* THE EXERCISE *
Reproduce this listing in full.

* RECORDS SHOWN *
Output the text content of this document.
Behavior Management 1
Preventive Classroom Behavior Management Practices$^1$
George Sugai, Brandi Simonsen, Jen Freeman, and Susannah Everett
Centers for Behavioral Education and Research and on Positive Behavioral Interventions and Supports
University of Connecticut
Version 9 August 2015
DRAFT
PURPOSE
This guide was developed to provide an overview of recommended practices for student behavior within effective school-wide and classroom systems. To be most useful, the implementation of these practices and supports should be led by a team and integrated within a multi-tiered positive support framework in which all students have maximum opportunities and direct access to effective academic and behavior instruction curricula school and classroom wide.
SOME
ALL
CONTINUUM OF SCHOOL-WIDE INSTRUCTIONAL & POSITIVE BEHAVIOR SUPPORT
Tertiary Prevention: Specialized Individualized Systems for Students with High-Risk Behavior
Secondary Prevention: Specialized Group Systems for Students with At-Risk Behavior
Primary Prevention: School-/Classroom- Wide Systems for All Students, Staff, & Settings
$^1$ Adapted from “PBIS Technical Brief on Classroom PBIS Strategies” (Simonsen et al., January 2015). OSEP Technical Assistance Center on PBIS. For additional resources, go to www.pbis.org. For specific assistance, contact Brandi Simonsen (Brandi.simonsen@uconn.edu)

* WRITTEN RESPONSE *
Output the text content of this document.
Behavior Management 1
Preventive Classroom Behavior Management Practices$^1$
George Sugai, Brandi Simonsen, Jen Freeman, and Susannah Everett
Centers for Behavioral Education and Research and on Positive Behavioral Interventions and Supports
University of Connecticut
Version 9 August 2015
DRAFT
PURPOSE
This guide was developed to provide an overview of recommended practices for student behavior within effective school-wide and classroom systems. To be most useful, the implementation of these practices and supports should be led by a team and integrated within a multi-tiered positive support framework in which all students have maximum opportunities and direct access to effective academic and behavior instruction curricula school and classroom wide.
SOME
ALL
CONTINUUM OF SCHOOL-WIDE INSTRUCTIONAL & POSITIVE BEHAVIOR SUPPORT
Tertiary Prevention: Specialized Individualized Systems for Students with High-Risk Behavior
Secondary Prevention: Specialized Group Systems for Students with At-Risk Behavior
Primary Prevention: School-/Classroom- Wide Systems for All Students, Staff, & Settings
$^1$ Adapted from “PBIS Technical Brief on Classroom PBIS Strategies” (Simonsen et al., January 2015). OSEP Technical Assistance Center on PBIS. For additional resources, go to www.pbis.org. For specific assistance, contact Brandi Simonsen (Brandi.simonsen@uconn.edu)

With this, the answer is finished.